# INSTRUCTIONS FOR THE TASK
In the material that follows, substitute "Compras con" for every occurrence of "Pagos con" and reproduce all lines with nothing else changed.

# RECORDS SUPPLIED
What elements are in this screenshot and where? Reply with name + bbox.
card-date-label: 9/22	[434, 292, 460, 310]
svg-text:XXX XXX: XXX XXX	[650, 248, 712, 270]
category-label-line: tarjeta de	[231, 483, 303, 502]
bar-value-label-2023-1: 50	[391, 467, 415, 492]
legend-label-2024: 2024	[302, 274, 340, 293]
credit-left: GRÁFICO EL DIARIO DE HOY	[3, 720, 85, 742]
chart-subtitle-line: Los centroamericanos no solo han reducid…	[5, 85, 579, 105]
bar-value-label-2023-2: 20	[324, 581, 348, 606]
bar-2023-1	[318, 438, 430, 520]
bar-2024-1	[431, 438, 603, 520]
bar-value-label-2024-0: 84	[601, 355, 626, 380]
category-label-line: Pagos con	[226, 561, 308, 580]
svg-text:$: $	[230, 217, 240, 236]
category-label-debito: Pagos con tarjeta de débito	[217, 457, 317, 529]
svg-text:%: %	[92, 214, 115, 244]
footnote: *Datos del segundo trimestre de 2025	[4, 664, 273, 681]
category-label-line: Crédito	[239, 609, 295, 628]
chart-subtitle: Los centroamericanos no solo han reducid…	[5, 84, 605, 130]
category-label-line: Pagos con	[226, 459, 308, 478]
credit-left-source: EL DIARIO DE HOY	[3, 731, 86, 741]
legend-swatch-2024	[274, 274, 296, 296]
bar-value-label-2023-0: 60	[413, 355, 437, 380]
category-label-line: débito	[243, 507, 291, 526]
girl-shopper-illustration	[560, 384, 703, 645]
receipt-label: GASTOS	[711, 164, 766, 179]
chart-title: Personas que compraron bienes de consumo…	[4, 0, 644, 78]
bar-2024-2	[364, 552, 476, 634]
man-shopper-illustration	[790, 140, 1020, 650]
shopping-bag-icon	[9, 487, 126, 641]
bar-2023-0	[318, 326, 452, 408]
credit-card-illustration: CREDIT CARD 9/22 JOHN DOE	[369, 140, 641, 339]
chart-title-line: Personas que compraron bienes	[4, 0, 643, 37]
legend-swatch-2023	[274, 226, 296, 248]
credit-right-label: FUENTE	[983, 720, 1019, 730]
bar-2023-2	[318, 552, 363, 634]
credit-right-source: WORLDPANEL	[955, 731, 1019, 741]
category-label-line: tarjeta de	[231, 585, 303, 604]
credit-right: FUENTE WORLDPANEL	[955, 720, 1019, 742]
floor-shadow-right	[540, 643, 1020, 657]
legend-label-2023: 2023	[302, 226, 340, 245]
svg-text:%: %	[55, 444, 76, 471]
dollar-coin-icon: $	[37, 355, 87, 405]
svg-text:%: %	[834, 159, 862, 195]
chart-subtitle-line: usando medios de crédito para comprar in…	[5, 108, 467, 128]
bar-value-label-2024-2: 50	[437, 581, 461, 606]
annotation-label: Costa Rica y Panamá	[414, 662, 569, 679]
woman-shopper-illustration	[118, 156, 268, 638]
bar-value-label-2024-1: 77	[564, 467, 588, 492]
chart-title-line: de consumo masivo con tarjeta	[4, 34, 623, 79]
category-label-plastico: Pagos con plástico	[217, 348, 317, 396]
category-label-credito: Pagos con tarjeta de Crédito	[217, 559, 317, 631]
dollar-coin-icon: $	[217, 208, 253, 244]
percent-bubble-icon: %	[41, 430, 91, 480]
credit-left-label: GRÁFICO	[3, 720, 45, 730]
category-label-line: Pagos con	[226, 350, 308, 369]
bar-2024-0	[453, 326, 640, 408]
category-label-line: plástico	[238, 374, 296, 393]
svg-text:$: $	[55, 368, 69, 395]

# ANSWER TO THE PROBLEM
What elements are in this screenshot and where? Reply with name + bbox.
card-date-label: 9/22	[434, 292, 460, 310]
svg-text:XXX XXX: XXX XXX	[650, 248, 712, 270]
category-label-line: tarjeta de	[231, 483, 303, 502]
bar-value-label-2023-1: 50	[391, 467, 415, 492]
legend-label-2024: 2024	[302, 274, 340, 293]
credit-left: GRÁFICO EL DIARIO DE HOY	[3, 720, 85, 742]
chart-subtitle-line: Los centroamericanos no solo han reducid…	[5, 85, 579, 105]
bar-value-label-2023-2: 20	[324, 581, 348, 606]
bar-2023-1	[318, 438, 430, 520]
bar-2024-1	[431, 438, 603, 520]
bar-value-label-2024-0: 84	[601, 355, 626, 380]
category-label-line: Compras con	[226, 561, 308, 580]
svg-text:$: $	[230, 217, 240, 236]
category-label-debito: Compras con tarjeta de débito	[217, 457, 317, 529]
svg-text:%: %	[92, 214, 115, 244]
footnote: *Datos del segundo trimestre de 2025	[4, 664, 273, 681]
category-label-line: Crédito	[239, 609, 295, 628]
chart-subtitle: Los centroamericanos no solo han reducid…	[5, 84, 605, 130]
category-label-line: Compras con	[226, 459, 308, 478]
credit-left-source: EL DIARIO DE HOY	[3, 731, 86, 741]
legend-swatch-2024	[274, 274, 296, 296]
bar-value-label-2023-0: 60	[413, 355, 437, 380]
category-label-line: débito	[243, 507, 291, 526]
girl-shopper-illustration	[560, 384, 703, 645]
receipt-label: GASTOS	[711, 164, 766, 179]
chart-title: Personas que compraron bienes de consumo…	[4, 0, 644, 78]
bar-2024-2	[364, 552, 476, 634]
man-shopper-illustration	[790, 140, 1020, 650]
shopping-bag-icon	[9, 487, 126, 641]
bar-2023-0	[318, 326, 452, 408]
credit-card-illustration: CREDIT CARD 9/22 JOHN DOE	[369, 140, 641, 339]
chart-title-line: Personas que compraron bienes	[4, 0, 643, 37]
legend-swatch-2023	[274, 226, 296, 248]
credit-right-label: FUENTE	[983, 720, 1019, 730]
bar-2023-2	[318, 552, 363, 634]
credit-right-source: WORLDPANEL	[955, 731, 1019, 741]
category-label-line: tarjeta de	[231, 585, 303, 604]
credit-right: FUENTE WORLDPANEL	[955, 720, 1019, 742]
floor-shadow-right	[540, 643, 1020, 657]
legend-label-2023: 2023	[302, 226, 340, 245]
svg-text:%: %	[55, 444, 76, 471]
dollar-coin-icon: $	[37, 355, 87, 405]
svg-text:%: %	[834, 159, 862, 195]
chart-subtitle-line: usando medios de crédito para comprar in…	[5, 108, 467, 128]
bar-value-label-2024-2: 50	[437, 581, 461, 606]
annotation-label: Costa Rica y Panamá	[414, 662, 569, 679]
woman-shopper-illustration	[118, 156, 268, 638]
bar-value-label-2024-1: 77	[564, 467, 588, 492]
chart-title-line: de consumo masivo con tarjeta	[4, 34, 623, 79]
category-label-plastico: Compras con plástico	[217, 348, 317, 396]
category-label-credito: Compras con tarjeta de Crédito	[217, 559, 317, 631]
dollar-coin-icon: $	[217, 208, 253, 244]
percent-bubble-icon: %	[41, 430, 91, 480]
credit-left-label: GRÁFICO	[3, 720, 45, 730]
category-label-line: Compras con	[226, 350, 308, 369]
bar-2024-0	[453, 326, 640, 408]
category-label-line: plástico	[238, 374, 296, 393]
svg-text:$: $	[55, 368, 69, 395]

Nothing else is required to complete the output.